How many lines in the records below hold the string "icon"? Please answer with the number and nothing more.

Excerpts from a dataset
══════

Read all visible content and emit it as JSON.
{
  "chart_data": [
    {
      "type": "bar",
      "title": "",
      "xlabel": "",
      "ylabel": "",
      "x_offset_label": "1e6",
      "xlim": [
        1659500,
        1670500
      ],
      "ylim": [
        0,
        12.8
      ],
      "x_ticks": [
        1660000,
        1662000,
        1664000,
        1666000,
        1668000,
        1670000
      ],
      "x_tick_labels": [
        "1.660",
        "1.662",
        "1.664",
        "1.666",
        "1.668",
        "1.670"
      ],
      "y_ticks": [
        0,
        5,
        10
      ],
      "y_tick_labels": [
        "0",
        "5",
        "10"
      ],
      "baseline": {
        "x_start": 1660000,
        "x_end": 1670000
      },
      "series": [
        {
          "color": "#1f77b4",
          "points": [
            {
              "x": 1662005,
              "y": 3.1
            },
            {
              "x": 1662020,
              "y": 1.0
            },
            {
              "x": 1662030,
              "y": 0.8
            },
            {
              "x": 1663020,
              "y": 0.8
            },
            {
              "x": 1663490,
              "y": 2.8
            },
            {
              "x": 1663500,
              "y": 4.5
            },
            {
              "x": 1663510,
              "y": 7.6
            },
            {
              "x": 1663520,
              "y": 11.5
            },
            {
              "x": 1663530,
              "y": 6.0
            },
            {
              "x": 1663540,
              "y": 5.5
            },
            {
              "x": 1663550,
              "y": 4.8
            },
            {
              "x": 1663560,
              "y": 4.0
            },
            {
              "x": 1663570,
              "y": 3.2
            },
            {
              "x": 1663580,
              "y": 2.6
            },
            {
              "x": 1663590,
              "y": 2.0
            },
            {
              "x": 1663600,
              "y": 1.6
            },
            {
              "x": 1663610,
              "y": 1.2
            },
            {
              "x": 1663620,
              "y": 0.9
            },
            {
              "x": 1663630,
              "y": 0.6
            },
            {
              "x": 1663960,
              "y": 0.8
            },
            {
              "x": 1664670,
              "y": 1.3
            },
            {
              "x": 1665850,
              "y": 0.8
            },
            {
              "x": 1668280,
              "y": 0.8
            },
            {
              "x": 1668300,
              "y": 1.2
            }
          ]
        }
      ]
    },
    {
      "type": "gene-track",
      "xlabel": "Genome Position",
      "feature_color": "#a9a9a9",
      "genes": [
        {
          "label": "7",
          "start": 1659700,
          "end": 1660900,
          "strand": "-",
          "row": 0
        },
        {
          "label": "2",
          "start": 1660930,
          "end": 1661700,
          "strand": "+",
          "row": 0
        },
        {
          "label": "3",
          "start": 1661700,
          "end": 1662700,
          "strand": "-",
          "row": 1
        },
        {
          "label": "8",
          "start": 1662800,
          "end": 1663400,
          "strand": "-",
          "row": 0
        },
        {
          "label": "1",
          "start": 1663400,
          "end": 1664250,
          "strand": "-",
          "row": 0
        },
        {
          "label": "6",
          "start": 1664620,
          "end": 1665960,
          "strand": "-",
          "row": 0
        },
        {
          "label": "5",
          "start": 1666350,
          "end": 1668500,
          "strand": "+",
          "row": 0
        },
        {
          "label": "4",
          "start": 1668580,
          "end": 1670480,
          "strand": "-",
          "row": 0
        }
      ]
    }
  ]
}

══════

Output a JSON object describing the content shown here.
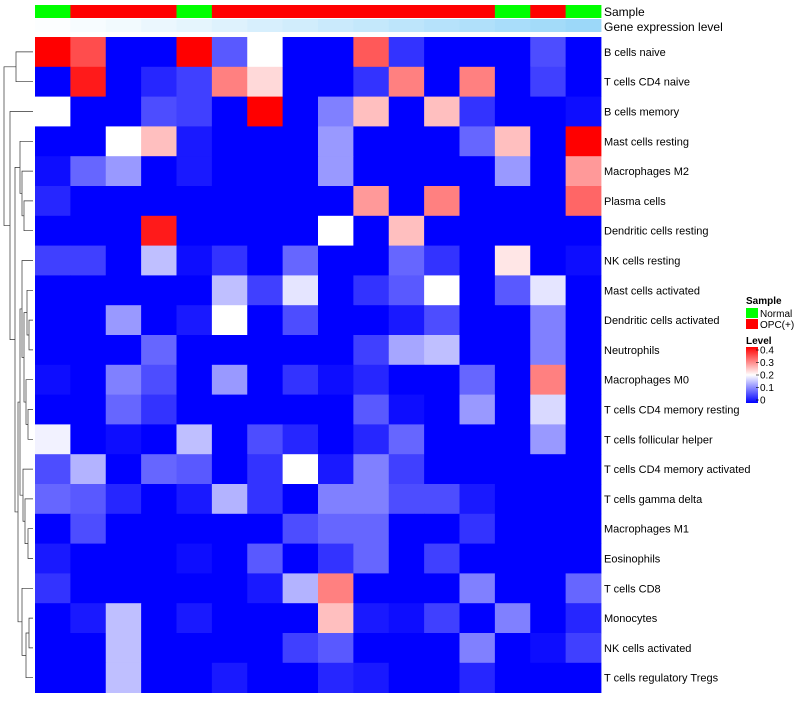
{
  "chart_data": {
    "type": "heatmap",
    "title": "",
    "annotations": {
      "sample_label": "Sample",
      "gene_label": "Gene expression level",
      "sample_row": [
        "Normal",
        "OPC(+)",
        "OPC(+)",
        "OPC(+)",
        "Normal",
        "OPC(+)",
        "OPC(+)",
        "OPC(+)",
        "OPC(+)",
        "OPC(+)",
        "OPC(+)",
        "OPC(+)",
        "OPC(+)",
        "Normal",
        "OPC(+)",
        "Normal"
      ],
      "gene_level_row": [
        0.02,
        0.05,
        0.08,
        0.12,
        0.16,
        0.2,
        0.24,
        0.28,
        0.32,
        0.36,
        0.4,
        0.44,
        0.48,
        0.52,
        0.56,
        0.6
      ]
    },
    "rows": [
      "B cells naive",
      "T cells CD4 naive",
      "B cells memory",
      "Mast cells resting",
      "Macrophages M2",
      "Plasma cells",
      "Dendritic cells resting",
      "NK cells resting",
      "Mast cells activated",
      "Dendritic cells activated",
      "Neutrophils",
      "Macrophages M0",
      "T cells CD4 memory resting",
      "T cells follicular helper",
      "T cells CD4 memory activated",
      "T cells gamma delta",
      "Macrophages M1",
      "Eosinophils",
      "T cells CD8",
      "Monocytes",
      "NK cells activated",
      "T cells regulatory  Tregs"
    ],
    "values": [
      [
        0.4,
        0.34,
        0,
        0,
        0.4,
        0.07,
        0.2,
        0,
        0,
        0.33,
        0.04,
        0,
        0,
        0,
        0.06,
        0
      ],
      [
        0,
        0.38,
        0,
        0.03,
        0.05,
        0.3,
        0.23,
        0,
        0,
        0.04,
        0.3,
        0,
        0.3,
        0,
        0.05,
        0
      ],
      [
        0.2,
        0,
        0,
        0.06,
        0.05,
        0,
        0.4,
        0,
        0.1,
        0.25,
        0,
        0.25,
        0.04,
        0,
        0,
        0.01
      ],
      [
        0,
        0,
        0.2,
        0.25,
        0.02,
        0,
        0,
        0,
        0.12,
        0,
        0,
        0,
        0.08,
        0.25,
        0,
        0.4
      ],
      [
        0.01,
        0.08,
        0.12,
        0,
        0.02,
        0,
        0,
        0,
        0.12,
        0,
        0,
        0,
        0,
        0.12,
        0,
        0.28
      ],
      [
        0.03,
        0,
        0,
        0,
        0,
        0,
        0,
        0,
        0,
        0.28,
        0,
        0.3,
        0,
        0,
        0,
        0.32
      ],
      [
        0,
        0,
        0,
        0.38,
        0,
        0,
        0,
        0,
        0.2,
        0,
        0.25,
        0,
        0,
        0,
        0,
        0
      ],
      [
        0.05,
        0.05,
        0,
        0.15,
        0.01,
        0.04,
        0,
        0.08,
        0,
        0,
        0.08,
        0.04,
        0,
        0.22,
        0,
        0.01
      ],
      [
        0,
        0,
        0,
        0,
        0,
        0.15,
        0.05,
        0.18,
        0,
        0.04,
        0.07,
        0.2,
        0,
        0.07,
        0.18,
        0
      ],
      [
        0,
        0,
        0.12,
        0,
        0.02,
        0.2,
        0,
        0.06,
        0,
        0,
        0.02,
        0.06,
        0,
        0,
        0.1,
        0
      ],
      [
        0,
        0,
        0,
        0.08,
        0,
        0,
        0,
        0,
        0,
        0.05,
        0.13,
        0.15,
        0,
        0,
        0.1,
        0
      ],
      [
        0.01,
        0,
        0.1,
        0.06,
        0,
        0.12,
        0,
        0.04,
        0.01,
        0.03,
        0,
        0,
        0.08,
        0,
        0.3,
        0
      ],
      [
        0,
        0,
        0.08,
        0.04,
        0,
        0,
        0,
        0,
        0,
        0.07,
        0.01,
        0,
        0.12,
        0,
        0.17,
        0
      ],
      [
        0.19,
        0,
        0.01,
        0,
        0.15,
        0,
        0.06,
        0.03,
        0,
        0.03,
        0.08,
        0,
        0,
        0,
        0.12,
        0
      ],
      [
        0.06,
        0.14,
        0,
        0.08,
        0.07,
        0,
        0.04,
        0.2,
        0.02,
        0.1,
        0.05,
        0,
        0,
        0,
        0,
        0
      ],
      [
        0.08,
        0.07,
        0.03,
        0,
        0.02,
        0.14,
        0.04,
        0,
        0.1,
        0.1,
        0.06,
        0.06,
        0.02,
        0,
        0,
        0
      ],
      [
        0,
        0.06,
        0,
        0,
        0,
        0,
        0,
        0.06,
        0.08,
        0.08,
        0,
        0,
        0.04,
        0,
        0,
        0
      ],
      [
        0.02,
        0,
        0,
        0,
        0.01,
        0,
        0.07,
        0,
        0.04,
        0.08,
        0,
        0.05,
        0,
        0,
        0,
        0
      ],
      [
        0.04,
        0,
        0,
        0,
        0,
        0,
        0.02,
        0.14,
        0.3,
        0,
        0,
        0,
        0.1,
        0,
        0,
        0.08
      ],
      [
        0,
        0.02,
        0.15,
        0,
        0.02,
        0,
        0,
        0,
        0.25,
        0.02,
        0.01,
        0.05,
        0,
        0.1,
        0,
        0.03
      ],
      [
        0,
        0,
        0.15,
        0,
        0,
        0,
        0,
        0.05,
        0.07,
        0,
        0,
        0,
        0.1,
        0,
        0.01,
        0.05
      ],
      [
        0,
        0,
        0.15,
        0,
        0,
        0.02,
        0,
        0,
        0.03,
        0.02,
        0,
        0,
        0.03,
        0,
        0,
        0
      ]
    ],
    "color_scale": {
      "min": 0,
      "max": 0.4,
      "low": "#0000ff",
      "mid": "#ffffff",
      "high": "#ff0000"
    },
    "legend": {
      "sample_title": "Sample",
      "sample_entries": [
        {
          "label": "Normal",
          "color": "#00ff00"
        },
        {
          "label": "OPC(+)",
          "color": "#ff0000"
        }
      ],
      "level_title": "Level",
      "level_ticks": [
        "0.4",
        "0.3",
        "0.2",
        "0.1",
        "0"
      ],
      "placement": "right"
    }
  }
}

══════

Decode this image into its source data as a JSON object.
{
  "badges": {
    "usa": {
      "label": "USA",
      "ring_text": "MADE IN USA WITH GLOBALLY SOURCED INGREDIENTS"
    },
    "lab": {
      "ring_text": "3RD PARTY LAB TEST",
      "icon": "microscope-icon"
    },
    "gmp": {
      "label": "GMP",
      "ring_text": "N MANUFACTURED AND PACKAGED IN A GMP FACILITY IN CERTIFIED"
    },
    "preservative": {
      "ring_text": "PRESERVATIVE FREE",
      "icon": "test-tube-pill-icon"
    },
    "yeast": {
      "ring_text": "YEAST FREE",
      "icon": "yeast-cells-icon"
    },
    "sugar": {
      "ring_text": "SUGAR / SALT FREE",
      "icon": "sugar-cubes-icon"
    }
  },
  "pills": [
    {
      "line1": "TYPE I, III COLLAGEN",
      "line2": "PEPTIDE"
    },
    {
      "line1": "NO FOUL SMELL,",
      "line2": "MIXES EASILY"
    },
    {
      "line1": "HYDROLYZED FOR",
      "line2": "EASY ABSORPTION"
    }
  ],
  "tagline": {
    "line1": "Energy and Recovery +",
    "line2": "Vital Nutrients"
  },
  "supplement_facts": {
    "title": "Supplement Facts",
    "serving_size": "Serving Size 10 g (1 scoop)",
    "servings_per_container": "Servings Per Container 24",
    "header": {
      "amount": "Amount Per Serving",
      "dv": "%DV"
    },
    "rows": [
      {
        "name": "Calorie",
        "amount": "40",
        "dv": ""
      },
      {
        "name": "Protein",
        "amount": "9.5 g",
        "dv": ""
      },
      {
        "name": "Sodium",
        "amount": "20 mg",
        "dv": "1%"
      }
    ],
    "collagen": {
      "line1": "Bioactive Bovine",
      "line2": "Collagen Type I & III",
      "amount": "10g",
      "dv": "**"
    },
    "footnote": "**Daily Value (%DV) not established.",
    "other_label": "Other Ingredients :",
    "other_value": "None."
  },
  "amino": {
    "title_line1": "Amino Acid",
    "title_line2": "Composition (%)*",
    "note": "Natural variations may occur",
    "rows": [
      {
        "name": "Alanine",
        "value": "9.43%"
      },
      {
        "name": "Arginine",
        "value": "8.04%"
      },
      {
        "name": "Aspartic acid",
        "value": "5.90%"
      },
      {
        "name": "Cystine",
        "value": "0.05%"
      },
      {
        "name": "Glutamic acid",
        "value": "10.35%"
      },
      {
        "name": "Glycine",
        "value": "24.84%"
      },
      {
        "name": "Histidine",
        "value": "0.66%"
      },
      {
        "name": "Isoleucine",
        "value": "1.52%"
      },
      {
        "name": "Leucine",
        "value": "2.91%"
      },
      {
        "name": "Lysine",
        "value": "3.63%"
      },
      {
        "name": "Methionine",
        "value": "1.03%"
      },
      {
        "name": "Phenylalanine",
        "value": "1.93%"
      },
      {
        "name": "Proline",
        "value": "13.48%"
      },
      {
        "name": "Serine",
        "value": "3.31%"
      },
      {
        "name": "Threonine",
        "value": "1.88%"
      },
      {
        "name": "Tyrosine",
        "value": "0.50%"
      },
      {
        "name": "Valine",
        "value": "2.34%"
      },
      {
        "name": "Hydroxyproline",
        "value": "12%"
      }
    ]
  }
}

══════

| EXERCISE OUTPUT |
4